• **Given instruction**
Show all lines holding "subtitle".

• **Dataset rows**
==*==

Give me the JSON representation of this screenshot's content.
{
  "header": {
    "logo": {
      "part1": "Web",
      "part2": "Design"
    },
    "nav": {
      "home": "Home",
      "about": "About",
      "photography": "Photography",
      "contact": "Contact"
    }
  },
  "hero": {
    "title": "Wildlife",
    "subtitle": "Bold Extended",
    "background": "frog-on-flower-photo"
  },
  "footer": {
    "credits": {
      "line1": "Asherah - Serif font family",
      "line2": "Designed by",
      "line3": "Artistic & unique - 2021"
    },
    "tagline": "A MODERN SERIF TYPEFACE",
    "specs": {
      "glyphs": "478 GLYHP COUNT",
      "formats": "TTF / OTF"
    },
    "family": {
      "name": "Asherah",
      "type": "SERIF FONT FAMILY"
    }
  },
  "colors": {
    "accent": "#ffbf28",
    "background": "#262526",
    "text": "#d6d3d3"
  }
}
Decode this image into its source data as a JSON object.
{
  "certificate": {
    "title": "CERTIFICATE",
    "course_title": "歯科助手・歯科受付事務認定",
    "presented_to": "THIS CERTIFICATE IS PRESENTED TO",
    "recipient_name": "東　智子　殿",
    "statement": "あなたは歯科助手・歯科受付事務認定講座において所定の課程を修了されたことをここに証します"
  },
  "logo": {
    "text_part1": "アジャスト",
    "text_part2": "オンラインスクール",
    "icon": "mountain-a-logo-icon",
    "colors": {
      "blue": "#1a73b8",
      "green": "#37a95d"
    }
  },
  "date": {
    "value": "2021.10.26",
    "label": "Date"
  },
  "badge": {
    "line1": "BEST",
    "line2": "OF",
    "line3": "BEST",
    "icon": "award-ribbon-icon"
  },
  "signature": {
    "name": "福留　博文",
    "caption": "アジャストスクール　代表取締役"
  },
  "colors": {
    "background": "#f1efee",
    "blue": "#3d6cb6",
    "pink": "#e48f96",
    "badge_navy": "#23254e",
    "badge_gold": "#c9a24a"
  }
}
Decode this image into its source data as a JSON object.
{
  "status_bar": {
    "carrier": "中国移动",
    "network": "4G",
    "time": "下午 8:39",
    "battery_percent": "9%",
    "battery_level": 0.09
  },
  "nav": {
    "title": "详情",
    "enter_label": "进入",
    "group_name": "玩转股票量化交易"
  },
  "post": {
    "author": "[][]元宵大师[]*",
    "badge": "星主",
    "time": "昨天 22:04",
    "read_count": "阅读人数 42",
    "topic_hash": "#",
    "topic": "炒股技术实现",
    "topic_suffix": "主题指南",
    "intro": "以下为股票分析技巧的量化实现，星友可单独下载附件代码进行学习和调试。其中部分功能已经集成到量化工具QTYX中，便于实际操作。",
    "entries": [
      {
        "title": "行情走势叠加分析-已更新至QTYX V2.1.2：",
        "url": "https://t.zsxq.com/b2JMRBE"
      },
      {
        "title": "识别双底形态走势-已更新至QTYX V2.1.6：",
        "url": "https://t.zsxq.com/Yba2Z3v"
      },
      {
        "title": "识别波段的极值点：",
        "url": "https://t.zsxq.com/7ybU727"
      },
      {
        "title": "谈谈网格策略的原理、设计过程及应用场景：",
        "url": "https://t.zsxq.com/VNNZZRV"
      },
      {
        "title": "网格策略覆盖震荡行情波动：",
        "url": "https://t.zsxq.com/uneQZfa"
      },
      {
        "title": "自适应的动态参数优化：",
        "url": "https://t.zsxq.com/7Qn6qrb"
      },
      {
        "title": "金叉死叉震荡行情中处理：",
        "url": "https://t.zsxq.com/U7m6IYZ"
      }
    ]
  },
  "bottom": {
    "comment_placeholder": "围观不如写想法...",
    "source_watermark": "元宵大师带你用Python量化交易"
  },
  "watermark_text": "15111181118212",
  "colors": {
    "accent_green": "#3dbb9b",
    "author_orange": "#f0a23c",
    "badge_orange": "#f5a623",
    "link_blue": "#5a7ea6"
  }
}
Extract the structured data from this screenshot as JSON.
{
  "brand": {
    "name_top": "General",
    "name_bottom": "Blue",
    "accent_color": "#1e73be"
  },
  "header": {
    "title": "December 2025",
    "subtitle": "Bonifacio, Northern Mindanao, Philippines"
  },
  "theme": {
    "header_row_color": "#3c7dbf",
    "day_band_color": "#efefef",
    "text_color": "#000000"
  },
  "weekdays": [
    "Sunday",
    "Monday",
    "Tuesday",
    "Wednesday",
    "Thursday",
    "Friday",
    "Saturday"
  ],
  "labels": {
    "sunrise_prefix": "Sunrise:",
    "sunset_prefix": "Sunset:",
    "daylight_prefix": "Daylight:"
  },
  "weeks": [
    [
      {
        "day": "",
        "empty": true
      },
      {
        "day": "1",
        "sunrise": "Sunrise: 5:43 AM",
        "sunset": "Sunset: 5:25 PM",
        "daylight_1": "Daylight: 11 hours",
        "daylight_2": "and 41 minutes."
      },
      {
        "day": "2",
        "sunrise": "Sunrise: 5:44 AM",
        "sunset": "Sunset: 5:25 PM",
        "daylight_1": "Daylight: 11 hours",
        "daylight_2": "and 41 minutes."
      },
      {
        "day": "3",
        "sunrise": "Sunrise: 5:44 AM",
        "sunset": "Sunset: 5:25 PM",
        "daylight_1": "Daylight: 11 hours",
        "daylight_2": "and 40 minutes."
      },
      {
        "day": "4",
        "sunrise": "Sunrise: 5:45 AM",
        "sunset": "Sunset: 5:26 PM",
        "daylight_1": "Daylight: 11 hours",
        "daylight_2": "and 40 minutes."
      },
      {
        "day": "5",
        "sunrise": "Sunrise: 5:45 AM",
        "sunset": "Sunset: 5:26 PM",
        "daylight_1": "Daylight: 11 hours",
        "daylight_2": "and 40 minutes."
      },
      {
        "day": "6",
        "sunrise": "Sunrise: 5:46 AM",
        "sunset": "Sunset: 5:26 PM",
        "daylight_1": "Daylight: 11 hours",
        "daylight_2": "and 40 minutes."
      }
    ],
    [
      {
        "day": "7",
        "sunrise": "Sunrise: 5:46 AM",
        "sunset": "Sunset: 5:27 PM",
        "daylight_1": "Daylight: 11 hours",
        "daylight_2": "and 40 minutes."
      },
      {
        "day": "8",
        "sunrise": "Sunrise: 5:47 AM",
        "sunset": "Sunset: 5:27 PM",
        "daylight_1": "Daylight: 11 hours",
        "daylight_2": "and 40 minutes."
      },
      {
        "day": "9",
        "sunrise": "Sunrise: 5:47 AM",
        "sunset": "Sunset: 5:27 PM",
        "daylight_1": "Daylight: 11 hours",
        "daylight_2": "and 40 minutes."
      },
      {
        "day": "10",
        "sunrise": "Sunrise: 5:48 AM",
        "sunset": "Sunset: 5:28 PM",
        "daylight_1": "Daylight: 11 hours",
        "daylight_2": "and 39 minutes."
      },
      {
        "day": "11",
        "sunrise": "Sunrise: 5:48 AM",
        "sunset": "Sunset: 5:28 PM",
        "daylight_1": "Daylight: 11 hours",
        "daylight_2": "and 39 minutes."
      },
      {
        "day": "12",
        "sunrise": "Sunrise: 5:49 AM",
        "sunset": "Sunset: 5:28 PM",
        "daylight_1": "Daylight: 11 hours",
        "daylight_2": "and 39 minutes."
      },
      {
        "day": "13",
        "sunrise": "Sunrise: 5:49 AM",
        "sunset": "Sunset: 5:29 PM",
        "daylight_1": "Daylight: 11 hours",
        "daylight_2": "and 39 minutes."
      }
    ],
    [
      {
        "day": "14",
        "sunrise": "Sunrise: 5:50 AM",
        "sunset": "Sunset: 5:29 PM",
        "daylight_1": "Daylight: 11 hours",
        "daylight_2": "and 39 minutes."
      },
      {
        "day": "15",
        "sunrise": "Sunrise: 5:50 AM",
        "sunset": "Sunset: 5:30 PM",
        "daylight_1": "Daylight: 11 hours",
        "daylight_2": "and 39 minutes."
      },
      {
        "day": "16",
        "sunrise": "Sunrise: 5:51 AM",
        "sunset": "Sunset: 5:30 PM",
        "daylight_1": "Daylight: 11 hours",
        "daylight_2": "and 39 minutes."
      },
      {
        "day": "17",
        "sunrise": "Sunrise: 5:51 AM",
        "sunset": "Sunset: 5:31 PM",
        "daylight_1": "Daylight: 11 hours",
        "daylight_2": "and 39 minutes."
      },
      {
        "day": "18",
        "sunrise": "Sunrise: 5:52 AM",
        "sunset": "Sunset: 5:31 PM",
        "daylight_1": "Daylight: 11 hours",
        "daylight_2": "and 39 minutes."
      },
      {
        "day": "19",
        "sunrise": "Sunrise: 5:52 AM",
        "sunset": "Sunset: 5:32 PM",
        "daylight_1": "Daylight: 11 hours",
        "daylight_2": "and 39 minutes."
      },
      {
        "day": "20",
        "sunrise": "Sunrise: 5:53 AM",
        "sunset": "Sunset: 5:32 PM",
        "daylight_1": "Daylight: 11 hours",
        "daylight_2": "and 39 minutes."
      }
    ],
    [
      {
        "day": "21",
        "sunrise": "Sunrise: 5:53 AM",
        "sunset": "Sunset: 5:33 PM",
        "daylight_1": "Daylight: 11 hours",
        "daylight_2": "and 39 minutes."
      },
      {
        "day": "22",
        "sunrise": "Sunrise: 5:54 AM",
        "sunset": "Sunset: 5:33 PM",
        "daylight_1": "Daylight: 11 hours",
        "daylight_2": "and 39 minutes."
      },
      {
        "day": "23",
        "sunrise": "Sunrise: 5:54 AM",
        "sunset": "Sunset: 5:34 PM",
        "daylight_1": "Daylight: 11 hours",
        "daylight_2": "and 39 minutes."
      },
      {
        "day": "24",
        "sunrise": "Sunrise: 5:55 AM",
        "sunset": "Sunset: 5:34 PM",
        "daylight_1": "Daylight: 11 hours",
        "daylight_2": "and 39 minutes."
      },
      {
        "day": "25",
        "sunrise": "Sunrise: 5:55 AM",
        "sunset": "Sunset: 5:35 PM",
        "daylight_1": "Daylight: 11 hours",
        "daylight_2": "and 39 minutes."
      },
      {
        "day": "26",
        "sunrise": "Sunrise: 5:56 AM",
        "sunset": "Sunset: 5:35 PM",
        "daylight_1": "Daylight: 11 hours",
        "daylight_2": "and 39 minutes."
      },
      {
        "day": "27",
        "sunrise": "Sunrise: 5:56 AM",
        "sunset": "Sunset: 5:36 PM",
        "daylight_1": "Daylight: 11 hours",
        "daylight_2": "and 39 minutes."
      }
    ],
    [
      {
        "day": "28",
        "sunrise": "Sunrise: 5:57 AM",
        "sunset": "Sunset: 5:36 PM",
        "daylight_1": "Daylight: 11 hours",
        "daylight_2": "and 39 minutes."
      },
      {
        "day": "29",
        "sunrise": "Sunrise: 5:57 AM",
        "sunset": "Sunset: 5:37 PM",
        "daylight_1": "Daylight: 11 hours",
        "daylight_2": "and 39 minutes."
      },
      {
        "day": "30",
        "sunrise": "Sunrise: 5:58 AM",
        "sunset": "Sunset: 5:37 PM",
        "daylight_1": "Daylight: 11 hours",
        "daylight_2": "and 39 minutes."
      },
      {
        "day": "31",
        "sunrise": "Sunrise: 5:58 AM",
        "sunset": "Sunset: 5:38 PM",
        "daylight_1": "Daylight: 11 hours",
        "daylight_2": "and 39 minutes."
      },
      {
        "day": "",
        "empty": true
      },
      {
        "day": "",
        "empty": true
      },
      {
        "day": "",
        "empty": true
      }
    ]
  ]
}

==*==

• **Expected answer**
    "subtitle": "Bold Extended",
    "subtitle": "Bonifacio, Northern Mindanao, Philippines"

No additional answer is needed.